** Source text follows **
Chapter 10

Mind Mechanics

We have talked a lot about the way we perceive the world and how it influences our reality. In order for us to take control of our life and the results we produce, it might be important to first look at the mechanics of how this actually happens.

Let’s begin by having a look at the three parts of this process — the conscious mind, the unconscious (or subconscious) mind, and our physiology. I have often heard the conscious mind described as the captain of our brain. It gives directions and tells the unconscious mind what to do. The unconscious mind becomes the crew. The crew doesn’t think for itself — it just does what it’s told. Our physiology is thus profoundly shaped by our conscious and unconscious mind.

Mind Language

Captain: We make a perception or interpret an experience.

Crew: The unconscious mind accepts this interpretation.

Outcome: The body then aligns itself with this input.

Let’s go into a bit more detail.

Captain

The first stage is about how we perceive the world. We chat inside our head all the time. Chat, chat, and more chat. Most of us are completely oblivious to the conversations, interpretations, and perceptions that go on between our ears. If we are to take control of how we react and behave, we must listen to this internal voice.

What are you telling yourself right now? You may be saying, “This is really interesting. I’ve never looked at it that way before.” Or you may be saying, “This is so confusing!” Whatever we say inside will determine what happens for us outside. As we’ve discussed earlier, our perception creates our reality. How we perceive anything determines our reaction to it, emotionally, physically, and biologically. The biggest challenge is that most of us don’t own the talk that goes on inside our heads. We can easily talk in a way that disempowers us, and those around us, and not even be aware of it. A common example of this is when we make someone or something else responsible for how we feel. For example, “Public speaking makes me terrified!” It isn’t the public speaking that makes us terrified, it’s our perception of public speaking that creates these debilitating feelings. When we own our perceptions and thoughts, we can then consider how to reframe our perception so that it has a less hindering effect on us.

Crew

In the second stage, our unconscious mind accepts this perception as truth.
** End of Source text **
**To do:** Reproduce the passage of the mind mechanics chapter word for word, beginning at the words "Mind Mechanics" and stopping after "this actually happens.".
** Supplied material follows **
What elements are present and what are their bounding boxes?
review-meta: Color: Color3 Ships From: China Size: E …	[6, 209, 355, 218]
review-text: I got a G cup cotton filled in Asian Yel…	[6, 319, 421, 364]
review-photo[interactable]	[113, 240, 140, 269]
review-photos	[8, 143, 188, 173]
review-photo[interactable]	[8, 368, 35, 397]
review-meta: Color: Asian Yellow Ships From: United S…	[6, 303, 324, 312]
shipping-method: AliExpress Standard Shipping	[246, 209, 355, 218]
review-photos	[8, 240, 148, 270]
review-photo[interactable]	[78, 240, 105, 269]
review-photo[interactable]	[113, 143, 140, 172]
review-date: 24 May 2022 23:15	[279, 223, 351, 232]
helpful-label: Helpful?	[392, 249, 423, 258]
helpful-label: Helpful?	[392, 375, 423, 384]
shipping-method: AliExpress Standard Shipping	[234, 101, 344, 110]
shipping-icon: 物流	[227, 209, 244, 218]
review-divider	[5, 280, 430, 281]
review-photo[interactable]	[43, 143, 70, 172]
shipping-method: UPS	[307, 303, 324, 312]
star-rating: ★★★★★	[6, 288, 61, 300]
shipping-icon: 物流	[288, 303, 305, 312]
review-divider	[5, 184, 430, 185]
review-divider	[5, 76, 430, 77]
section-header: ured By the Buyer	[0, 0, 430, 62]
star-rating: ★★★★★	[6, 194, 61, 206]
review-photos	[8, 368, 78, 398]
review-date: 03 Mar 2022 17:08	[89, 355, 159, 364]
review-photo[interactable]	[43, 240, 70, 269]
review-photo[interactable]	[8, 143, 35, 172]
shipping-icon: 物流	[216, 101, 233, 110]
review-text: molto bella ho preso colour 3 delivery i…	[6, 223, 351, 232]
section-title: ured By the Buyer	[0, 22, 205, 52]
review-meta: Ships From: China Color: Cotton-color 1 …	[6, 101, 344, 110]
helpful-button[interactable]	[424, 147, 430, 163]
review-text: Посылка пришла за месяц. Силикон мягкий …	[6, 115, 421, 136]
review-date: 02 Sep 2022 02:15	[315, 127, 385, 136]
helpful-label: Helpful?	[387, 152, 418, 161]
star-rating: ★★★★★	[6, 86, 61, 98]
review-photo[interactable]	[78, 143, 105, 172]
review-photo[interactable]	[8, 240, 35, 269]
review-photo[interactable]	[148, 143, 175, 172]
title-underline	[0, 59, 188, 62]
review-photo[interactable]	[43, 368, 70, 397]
** End of Supplied material **
**Answer for this exercise:**
Mind Mechanics

We have talked a lot about the way we perceive the world and how it influences our reality. In order for us to take control of our life and the results we produce, it might be important to first look at the mechanics of how this actually happens.